▸ **Task requirements**: Count every line in the entries that contains "verdiği". Report that count alone.

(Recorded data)

⟨

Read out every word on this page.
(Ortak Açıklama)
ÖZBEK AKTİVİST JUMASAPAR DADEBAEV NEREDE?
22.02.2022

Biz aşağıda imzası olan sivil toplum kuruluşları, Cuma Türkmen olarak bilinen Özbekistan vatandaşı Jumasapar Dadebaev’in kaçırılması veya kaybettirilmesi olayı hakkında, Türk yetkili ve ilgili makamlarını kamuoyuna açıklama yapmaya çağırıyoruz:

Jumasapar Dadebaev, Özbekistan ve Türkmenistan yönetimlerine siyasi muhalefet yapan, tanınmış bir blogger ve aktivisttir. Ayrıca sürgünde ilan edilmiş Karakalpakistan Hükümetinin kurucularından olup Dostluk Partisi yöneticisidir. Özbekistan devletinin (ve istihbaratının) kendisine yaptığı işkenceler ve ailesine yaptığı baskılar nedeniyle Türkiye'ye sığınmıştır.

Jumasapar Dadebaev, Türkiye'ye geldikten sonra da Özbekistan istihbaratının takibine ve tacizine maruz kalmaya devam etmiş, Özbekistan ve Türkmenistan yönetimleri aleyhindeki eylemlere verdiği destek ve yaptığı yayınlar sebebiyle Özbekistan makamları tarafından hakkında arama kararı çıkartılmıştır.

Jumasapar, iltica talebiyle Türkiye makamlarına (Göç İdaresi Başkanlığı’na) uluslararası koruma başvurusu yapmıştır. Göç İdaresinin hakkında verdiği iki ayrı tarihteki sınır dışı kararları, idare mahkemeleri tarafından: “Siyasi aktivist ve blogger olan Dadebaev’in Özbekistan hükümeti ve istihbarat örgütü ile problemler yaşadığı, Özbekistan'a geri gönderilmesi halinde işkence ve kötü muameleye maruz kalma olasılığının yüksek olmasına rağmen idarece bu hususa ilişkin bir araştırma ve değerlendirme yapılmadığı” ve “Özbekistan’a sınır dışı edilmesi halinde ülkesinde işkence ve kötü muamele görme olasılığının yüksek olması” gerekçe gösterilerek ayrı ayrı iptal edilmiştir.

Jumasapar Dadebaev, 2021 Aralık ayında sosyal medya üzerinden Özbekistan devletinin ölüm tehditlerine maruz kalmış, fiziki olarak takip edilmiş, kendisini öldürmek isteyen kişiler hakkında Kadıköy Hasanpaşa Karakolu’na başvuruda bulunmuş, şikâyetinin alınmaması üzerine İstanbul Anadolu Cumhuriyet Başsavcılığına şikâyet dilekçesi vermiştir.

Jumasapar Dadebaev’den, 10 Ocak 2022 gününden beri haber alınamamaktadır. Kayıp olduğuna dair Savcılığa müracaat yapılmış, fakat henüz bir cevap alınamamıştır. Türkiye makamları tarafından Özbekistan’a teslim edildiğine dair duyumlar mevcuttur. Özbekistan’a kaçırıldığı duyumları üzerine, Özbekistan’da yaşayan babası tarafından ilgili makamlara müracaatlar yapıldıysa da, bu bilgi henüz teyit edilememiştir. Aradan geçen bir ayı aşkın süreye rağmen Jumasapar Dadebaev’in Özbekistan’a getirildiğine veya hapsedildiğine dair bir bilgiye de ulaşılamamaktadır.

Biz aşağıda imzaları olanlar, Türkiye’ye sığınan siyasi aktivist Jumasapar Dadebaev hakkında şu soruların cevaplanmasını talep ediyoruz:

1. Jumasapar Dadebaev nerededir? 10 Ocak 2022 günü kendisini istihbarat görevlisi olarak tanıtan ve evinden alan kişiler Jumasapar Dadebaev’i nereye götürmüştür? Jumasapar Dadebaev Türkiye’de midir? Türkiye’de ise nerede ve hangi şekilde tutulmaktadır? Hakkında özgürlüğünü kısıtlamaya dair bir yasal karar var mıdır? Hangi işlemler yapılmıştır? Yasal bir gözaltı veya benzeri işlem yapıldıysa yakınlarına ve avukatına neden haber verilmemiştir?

⟩

▸ **Solution to this exercise**: 2